◆ TASK TO CARRY OUT: Sort through the entries below and pull out lines containing the word "Your".

◆ INFORMATION PROVIDED:

··········

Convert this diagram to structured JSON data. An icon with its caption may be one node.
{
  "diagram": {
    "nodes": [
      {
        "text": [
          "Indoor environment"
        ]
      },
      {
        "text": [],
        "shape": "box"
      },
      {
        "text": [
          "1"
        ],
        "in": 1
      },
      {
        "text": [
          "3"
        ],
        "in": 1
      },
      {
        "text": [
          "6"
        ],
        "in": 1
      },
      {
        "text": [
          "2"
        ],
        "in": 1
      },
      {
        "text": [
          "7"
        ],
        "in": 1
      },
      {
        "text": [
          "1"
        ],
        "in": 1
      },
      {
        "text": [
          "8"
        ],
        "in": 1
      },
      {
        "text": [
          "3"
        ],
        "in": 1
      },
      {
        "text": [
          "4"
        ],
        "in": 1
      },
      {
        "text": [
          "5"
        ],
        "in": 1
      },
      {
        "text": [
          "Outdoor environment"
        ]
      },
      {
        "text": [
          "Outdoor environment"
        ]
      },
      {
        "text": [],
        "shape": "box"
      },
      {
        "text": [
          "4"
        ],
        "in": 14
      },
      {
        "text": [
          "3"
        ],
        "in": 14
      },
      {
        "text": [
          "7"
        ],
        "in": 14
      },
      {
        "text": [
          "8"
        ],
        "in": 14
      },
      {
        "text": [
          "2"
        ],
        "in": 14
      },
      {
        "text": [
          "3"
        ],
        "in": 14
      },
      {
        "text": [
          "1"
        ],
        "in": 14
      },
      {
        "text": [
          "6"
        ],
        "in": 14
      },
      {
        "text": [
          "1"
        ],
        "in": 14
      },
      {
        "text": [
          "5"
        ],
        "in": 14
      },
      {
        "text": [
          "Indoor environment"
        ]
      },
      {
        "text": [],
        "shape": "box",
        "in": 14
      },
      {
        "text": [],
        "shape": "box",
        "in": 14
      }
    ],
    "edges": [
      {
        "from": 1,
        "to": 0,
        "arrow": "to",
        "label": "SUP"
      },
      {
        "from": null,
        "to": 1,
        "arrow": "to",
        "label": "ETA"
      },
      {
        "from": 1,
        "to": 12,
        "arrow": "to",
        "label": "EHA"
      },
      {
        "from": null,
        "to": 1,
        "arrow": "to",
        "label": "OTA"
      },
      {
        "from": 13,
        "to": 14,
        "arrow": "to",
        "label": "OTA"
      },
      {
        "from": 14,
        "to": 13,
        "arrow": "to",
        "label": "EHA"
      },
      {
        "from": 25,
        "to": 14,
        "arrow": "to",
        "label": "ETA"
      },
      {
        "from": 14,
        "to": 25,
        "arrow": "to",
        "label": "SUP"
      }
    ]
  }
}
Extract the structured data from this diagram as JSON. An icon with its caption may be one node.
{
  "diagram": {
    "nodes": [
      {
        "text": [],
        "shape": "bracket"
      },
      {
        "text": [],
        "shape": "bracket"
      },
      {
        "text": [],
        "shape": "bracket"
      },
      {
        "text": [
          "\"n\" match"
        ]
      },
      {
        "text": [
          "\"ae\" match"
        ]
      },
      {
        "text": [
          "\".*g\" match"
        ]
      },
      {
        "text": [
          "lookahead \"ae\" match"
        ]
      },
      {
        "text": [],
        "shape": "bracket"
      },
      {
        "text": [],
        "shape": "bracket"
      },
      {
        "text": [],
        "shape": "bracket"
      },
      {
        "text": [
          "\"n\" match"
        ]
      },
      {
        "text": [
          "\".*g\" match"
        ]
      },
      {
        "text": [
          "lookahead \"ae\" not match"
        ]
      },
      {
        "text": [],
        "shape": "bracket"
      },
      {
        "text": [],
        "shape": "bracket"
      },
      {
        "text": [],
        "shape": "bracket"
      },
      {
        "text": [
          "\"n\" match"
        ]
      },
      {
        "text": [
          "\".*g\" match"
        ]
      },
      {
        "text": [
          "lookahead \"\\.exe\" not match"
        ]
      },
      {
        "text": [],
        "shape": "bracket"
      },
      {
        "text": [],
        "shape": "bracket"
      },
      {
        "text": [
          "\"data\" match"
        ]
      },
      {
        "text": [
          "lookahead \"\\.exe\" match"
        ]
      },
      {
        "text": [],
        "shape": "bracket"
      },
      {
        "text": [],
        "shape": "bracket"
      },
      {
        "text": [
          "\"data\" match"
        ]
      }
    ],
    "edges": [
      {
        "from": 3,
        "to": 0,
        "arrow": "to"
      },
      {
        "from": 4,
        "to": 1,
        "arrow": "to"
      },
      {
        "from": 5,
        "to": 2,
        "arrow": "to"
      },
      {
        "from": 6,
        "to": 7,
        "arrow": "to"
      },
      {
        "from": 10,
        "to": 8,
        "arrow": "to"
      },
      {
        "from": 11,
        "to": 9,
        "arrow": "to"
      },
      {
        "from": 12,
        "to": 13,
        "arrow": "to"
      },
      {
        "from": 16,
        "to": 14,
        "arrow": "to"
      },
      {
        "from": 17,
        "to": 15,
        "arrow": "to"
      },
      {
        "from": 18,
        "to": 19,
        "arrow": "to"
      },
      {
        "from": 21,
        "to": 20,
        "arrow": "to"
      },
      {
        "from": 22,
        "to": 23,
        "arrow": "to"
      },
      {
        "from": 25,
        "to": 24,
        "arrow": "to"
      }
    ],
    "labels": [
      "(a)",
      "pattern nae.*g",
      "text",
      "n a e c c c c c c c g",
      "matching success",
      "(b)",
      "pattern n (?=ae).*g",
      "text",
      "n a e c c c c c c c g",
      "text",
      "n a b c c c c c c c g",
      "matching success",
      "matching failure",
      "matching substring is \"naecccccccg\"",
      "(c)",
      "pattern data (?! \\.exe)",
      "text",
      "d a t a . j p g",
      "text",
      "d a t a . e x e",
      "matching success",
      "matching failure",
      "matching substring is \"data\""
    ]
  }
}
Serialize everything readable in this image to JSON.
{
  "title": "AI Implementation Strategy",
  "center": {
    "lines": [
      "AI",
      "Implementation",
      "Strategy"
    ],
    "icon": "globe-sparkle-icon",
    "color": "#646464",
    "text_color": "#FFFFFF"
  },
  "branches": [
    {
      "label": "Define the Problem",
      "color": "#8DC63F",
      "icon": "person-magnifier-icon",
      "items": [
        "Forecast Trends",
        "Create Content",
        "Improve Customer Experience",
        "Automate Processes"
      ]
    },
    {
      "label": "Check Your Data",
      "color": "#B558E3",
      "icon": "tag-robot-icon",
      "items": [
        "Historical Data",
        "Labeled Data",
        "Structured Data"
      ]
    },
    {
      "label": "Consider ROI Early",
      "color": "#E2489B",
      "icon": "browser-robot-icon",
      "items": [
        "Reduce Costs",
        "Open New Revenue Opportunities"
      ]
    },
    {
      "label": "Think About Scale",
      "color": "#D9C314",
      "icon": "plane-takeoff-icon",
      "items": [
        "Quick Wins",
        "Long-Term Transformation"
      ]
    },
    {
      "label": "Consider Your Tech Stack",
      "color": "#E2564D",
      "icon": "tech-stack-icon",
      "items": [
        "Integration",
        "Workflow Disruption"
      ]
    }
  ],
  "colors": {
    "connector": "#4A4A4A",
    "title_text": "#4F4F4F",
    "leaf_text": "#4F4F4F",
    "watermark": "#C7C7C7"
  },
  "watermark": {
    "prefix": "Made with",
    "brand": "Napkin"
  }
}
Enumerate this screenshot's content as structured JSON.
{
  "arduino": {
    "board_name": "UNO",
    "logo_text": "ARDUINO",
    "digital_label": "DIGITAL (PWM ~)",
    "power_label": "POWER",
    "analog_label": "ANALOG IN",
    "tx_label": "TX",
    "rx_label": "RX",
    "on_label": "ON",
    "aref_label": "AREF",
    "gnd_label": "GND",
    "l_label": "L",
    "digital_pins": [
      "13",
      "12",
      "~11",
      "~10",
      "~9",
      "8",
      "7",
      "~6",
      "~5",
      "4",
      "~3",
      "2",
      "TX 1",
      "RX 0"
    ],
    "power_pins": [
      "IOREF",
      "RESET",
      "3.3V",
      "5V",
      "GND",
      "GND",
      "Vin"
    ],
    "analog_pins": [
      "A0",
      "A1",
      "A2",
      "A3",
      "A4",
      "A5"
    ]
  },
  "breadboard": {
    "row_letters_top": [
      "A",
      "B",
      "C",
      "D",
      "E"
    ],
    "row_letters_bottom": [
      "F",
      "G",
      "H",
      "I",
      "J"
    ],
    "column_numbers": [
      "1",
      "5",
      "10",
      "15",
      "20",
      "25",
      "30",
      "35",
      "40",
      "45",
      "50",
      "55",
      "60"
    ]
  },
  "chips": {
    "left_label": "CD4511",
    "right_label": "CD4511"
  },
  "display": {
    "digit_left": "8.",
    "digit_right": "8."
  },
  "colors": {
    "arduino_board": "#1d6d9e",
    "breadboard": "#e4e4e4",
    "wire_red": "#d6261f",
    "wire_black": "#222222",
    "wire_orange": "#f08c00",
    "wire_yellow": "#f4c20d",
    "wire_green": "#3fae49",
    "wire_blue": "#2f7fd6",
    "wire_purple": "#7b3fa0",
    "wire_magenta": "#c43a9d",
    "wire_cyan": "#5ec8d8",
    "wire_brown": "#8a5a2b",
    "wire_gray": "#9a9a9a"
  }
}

··········

◆ ANSWER BELOW:
      "label": "Check Your Data",
      "label": "Consider Your Tech Stack",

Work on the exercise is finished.